▸ **WHAT NEEDS TO BE DONE**:
Check each line of the listing below for the string "Yüksek", and copy the ones that have it.

▸ **SOURCE RECORDS**:

--- START ---

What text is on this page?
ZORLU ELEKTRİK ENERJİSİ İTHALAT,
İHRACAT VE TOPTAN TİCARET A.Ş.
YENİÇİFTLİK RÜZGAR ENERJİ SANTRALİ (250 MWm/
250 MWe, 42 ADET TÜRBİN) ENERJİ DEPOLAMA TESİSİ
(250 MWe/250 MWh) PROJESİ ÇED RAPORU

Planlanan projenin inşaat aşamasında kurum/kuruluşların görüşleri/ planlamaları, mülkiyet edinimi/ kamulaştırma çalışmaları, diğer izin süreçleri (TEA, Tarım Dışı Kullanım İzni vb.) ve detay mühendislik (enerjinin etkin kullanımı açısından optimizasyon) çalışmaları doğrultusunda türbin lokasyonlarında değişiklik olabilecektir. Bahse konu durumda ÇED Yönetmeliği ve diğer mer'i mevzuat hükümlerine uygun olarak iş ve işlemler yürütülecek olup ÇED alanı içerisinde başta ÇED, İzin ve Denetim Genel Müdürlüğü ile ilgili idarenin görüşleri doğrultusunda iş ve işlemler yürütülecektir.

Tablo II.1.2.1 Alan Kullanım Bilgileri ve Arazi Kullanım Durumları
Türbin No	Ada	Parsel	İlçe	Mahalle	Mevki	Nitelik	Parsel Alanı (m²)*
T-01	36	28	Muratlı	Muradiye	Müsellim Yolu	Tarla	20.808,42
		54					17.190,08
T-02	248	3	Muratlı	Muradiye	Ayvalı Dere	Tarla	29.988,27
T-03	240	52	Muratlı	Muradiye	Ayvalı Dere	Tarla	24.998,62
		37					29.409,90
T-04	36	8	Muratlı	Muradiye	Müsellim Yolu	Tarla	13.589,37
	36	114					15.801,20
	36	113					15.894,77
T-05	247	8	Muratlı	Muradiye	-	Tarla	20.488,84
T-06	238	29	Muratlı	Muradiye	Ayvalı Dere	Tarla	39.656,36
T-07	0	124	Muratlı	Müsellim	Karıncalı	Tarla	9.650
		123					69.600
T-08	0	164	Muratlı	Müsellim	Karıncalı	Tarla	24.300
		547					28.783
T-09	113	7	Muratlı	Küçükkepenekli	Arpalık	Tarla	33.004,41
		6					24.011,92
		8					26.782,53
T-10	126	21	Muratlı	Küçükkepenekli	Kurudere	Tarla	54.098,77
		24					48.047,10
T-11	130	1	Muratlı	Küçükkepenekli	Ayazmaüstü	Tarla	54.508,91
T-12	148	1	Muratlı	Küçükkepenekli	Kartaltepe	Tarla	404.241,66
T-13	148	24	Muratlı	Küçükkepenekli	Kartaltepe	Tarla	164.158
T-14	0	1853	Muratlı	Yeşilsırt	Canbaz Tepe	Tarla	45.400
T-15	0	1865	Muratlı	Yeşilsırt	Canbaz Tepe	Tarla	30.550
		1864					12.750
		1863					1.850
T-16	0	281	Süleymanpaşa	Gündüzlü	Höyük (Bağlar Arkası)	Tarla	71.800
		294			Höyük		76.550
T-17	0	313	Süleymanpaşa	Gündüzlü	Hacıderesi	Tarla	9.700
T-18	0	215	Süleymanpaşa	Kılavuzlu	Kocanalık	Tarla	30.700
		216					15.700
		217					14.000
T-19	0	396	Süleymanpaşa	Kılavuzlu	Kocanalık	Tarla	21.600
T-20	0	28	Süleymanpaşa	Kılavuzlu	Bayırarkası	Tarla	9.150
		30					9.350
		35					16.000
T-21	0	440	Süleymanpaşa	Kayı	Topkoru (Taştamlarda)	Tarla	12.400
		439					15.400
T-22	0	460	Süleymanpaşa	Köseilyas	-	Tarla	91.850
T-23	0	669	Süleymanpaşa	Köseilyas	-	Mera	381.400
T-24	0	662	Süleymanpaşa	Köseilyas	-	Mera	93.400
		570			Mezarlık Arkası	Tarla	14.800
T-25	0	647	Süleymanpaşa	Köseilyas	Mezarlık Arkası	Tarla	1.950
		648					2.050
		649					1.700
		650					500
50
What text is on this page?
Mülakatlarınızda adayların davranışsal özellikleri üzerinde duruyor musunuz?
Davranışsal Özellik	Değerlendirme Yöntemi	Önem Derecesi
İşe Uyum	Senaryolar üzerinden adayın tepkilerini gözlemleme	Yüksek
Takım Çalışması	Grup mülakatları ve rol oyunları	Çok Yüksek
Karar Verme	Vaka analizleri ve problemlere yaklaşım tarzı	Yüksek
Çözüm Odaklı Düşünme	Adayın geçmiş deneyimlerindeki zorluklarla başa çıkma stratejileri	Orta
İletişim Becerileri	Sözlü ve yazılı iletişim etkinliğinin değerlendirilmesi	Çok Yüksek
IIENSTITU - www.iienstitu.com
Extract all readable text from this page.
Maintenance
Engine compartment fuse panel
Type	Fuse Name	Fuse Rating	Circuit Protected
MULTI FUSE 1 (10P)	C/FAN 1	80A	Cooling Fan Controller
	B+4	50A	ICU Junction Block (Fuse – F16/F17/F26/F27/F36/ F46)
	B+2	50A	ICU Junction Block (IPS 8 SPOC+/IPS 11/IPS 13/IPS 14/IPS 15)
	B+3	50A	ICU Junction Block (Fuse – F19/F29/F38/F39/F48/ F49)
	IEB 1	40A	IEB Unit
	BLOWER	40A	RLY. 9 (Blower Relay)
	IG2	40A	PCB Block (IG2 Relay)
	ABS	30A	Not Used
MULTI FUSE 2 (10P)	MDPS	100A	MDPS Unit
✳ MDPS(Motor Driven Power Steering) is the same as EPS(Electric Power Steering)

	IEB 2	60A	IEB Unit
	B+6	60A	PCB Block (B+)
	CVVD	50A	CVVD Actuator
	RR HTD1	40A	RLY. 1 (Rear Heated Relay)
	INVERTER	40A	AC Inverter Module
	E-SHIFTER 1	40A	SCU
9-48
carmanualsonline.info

--- END ---

▸ **OUTPUT OF THE EXERCISE**:
İşe Uyum	Senaryolar üzerinden adayın tepkilerini gözlemleme	Yüksek
Takım Çalışması	Grup mülakatları ve rol oyunları	Çok Yüksek
Karar Verme	Vaka analizleri ve problemlere yaklaşım tarzı	Yüksek
İletişim Becerileri	Sözlü ve yazılı iletişim etkinliğinin değerlendirilmesi	Çok Yüksek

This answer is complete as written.